**Prompt**
From the entries that follow, extract each line holding the string "photo".

Stored data:
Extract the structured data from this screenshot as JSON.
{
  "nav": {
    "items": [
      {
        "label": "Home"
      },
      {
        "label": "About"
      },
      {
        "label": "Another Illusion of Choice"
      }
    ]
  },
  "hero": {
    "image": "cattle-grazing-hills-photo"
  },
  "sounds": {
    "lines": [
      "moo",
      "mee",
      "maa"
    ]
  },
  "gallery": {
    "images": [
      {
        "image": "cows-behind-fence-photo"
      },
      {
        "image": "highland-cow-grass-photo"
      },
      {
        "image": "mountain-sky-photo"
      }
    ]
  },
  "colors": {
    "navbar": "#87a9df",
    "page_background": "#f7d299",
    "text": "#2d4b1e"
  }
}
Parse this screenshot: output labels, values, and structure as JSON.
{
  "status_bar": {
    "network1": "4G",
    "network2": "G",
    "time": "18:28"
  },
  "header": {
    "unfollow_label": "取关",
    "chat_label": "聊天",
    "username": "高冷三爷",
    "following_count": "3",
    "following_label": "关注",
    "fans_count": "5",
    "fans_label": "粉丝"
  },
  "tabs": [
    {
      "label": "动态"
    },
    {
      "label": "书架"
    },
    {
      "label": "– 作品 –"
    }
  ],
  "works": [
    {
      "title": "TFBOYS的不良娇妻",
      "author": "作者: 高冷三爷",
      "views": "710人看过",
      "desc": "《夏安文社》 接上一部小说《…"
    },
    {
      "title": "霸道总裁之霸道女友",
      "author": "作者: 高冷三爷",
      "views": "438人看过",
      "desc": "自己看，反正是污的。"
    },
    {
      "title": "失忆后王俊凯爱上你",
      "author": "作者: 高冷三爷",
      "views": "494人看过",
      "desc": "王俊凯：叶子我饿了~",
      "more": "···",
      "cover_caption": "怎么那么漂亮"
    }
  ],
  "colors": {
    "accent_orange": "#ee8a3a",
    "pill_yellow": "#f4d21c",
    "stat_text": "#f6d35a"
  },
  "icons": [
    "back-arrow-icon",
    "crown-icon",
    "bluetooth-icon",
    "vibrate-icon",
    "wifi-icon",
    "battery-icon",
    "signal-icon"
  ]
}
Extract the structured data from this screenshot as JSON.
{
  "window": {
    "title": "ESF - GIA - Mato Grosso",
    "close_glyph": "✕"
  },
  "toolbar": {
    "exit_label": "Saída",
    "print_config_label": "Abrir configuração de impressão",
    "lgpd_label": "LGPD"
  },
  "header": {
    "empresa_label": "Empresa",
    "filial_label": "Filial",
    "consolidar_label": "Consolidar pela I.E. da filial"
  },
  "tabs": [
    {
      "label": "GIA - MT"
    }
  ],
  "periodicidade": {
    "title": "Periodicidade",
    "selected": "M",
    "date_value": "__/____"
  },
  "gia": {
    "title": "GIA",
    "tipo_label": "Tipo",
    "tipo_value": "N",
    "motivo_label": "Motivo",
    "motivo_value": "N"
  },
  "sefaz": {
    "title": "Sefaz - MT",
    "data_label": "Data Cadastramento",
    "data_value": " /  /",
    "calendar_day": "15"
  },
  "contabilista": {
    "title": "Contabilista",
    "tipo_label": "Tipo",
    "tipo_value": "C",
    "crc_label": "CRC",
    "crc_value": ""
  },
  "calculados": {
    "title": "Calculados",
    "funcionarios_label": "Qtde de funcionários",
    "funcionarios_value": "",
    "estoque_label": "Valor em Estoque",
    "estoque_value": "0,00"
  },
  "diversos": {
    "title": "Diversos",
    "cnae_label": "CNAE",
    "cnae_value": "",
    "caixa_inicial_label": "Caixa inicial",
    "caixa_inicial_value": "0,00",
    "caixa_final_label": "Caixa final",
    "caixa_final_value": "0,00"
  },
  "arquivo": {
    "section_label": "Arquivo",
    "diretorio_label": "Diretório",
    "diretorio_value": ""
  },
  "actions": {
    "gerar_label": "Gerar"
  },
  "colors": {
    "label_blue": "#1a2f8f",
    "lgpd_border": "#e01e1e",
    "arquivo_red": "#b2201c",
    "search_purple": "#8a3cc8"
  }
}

**Complete answer**
    "image": "cattle-grazing-hills-photo"
        "image": "cows-behind-fence-photo"
        "image": "highland-cow-grass-photo"
        "image": "mountain-sky-photo"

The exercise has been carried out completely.